* [WHAT YOU NEED TO DO]: Output the records exactly. Include every line.

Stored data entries
################

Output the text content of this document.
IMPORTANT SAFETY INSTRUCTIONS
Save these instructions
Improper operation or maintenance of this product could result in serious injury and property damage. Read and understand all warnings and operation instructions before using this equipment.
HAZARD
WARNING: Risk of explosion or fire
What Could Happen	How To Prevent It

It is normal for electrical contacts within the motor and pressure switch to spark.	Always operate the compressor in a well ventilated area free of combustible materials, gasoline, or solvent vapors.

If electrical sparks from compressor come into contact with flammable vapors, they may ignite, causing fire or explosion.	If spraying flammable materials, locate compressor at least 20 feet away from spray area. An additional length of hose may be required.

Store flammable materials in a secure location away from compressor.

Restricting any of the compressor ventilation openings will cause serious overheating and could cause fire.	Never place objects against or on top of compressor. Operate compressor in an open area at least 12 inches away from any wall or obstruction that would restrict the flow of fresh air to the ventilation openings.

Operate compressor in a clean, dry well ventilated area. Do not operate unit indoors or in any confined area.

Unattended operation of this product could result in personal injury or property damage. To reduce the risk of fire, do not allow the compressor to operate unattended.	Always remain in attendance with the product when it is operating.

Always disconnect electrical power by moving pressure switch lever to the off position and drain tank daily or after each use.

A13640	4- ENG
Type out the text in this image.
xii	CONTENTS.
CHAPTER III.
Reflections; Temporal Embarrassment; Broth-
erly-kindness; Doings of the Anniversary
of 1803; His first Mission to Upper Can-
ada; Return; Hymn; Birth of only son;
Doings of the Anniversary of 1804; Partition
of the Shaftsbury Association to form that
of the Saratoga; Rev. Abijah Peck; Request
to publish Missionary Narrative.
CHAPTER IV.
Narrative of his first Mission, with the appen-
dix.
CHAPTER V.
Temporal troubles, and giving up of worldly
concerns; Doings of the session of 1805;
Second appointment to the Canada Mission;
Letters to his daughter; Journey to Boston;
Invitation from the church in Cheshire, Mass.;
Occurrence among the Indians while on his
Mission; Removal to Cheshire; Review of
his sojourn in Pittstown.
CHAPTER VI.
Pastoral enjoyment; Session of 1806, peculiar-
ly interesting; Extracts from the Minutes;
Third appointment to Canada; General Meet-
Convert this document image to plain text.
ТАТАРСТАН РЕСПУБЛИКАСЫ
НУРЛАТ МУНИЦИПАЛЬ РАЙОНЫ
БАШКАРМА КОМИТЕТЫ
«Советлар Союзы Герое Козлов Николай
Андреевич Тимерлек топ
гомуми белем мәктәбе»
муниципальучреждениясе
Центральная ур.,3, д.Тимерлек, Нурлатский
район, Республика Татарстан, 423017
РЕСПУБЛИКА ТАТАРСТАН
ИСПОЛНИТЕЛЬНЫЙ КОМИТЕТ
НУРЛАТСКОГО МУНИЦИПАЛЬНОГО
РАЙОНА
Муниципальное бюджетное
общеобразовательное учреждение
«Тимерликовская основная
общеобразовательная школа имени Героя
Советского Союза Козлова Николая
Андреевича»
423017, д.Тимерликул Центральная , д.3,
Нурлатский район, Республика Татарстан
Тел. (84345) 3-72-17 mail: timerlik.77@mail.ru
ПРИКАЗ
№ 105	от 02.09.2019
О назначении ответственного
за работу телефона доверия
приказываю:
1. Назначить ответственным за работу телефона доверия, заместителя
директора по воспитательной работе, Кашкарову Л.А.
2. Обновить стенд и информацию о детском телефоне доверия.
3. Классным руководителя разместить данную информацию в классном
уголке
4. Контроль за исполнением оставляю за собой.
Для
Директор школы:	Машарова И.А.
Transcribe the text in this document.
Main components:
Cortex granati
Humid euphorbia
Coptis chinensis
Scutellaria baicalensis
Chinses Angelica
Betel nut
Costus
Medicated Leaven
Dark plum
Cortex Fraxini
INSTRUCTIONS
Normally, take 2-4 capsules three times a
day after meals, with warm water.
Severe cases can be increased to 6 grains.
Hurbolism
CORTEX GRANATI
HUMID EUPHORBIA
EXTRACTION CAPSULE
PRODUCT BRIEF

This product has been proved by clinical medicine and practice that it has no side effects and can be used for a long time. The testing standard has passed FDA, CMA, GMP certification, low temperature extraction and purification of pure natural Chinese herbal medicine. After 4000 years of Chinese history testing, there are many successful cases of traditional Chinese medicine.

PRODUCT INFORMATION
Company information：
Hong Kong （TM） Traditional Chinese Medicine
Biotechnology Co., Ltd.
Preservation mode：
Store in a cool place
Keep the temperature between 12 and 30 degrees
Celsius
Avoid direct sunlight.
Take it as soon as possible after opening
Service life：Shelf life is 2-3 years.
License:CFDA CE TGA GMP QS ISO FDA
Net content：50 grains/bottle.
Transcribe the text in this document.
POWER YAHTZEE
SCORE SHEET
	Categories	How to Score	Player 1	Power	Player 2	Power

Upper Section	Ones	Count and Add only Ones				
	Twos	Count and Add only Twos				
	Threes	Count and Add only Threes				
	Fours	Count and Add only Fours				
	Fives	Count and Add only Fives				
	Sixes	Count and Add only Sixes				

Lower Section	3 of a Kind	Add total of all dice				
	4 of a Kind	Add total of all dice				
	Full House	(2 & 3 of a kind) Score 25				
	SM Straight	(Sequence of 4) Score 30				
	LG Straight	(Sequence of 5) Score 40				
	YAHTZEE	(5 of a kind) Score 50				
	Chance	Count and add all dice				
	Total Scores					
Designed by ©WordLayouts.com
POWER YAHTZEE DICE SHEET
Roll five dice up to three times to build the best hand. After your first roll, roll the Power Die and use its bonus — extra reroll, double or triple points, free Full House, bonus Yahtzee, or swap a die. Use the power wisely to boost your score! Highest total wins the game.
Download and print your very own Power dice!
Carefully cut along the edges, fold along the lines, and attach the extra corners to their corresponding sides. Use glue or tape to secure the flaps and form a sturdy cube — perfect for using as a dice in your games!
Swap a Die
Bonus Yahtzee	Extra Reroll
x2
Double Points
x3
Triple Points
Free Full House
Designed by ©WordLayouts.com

################

* [IN RESPONSE]:
Output the text content of this document.
IMPORTANT SAFETY INSTRUCTIONS
Save these instructions
Improper operation or maintenance of this product could result in serious injury and property damage. Read and understand all warnings and operation instructions before using this equipment.
HAZARD
WARNING: Risk of explosion or fire
What Could Happen	How To Prevent It

It is normal for electrical contacts within the motor and pressure switch to spark.	Always operate the compressor in a well ventilated area free of combustible materials, gasoline, or solvent vapors.

If electrical sparks from compressor come into contact with flammable vapors, they may ignite, causing fire or explosion.	If spraying flammable materials, locate compressor at least 20 feet away from spray area. An additional length of hose may be required.

Store flammable materials in a secure location away from compressor.

Restricting any of the compressor ventilation openings will cause serious overheating and could cause fire.	Never place objects against or on top of compressor. Operate compressor in an open area at least 12 inches away from any wall or obstruction that would restrict the flow of fresh air to the ventilation openings.

Operate compressor in a clean, dry well ventilated area. Do not operate unit indoors or in any confined area.

Unattended operation of this product could result in personal injury or property damage. To reduce the risk of fire, do not allow the compressor to operate unattended.	Always remain in attendance with the product when it is operating.

Always disconnect electrical power by moving pressure switch lever to the off position and drain tank daily or after each use.

A13640	4- ENG
Type out the text in this image.
xii	CONTENTS.
CHAPTER III.
Reflections; Temporal Embarrassment; Broth-
erly-kindness; Doings of the Anniversary
of 1803; His first Mission to Upper Can-
ada; Return; Hymn; Birth of only son;
Doings of the Anniversary of 1804; Partition
of the Shaftsbury Association to form that
of the Saratoga; Rev. Abijah Peck; Request
to publish Missionary Narrative.
CHAPTER IV.
Narrative of his first Mission, with the appen-
dix.
CHAPTER V.
Temporal troubles, and giving up of worldly
concerns; Doings of the session of 1805;
Second appointment to the Canada Mission;
Letters to his daughter; Journey to Boston;
Invitation from the church in Cheshire, Mass.;
Occurrence among the Indians while on his
Mission; Removal to Cheshire; Review of
his sojourn in Pittstown.
CHAPTER VI.
Pastoral enjoyment; Session of 1806, peculiar-
ly interesting; Extracts from the Minutes;
Third appointment to Canada; General Meet-
Convert this document image to plain text.
ТАТАРСТАН РЕСПУБЛИКАСЫ
НУРЛАТ МУНИЦИПАЛЬ РАЙОНЫ
БАШКАРМА КОМИТЕТЫ
«Советлар Союзы Герое Козлов Николай
Андреевич Тимерлек топ
гомуми белем мәктәбе»
муниципальучреждениясе
Центральная ур.,3, д.Тимерлек, Нурлатский
район, Республика Татарстан, 423017
РЕСПУБЛИКА ТАТАРСТАН
ИСПОЛНИТЕЛЬНЫЙ КОМИТЕТ
НУРЛАТСКОГО МУНИЦИПАЛЬНОГО
РАЙОНА
Муниципальное бюджетное
общеобразовательное учреждение
«Тимерликовская основная
общеобразовательная школа имени Героя
Советского Союза Козлова Николая
Андреевича»
423017, д.Тимерликул Центральная , д.3,
Нурлатский район, Республика Татарстан
Тел. (84345) 3-72-17 mail: timerlik.77@mail.ru
ПРИКАЗ
№ 105	от 02.09.2019
О назначении ответственного
за работу телефона доверия
приказываю:
1. Назначить ответственным за работу телефона доверия, заместителя
директора по воспитательной работе, Кашкарову Л.А.
2. Обновить стенд и информацию о детском телефоне доверия.
3. Классным руководителя разместить данную информацию в классном
уголке
4. Контроль за исполнением оставляю за собой.
Для
Директор школы:	Машарова И.А.
Transcribe the text in this document.
Main components:
Cortex granati
Humid euphorbia
Coptis chinensis
Scutellaria baicalensis
Chinses Angelica
Betel nut
Costus
Medicated Leaven
Dark plum
Cortex Fraxini
INSTRUCTIONS
Normally, take 2-4 capsules three times a
day after meals, with warm water.
Severe cases can be increased to 6 grains.
Hurbolism
CORTEX GRANATI
HUMID EUPHORBIA
EXTRACTION CAPSULE
PRODUCT BRIEF

This product has been proved by clinical medicine and practice that it has no side effects and can be used for a long time. The testing standard has passed FDA, CMA, GMP certification, low temperature extraction and purification of pure natural Chinese herbal medicine. After 4000 years of Chinese history testing, there are many successful cases of traditional Chinese medicine.

PRODUCT INFORMATION
Company information：
Hong Kong （TM） Traditional Chinese Medicine
Biotechnology Co., Ltd.
Preservation mode：
Store in a cool place
Keep the temperature between 12 and 30 degrees
Celsius
Avoid direct sunlight.
Take it as soon as possible after opening
Service life：Shelf life is 2-3 years.
License:CFDA CE TGA GMP QS ISO FDA
Net content：50 grains/bottle.
Transcribe the text in this document.
POWER YAHTZEE
SCORE SHEET
	Categories	How to Score	Player 1	Power	Player 2	Power

Upper Section	Ones	Count and Add only Ones				
	Twos	Count and Add only Twos				
	Threes	Count and Add only Threes				
	Fours	Count and Add only Fours				
	Fives	Count and Add only Fives				
	Sixes	Count and Add only Sixes				

Lower Section	3 of a Kind	Add total of all dice				
	4 of a Kind	Add total of all dice				
	Full House	(2 & 3 of a kind) Score 25				
	SM Straight	(Sequence of 4) Score 30				
	LG Straight	(Sequence of 5) Score 40				
	YAHTZEE	(5 of a kind) Score 50				
	Chance	Count and add all dice				
	Total Scores					
Designed by ©WordLayouts.com
POWER YAHTZEE DICE SHEET
Roll five dice up to three times to build the best hand. After your first roll, roll the Power Die and use its bonus — extra reroll, double or triple points, free Full House, bonus Yahtzee, or swap a die. Use the power wisely to boost your score! Highest total wins the game.
Download and print your very own Power dice!
Carefully cut along the edges, fold along the lines, and attach the extra corners to their corresponding sides. Use glue or tape to secure the flaps and form a sturdy cube — perfect for using as a dice in your games!
Swap a Die
Bonus Yahtzee	Extra Reroll
x2
Double Points
x3
Triple Points
Free Full House
Designed by ©WordLayouts.com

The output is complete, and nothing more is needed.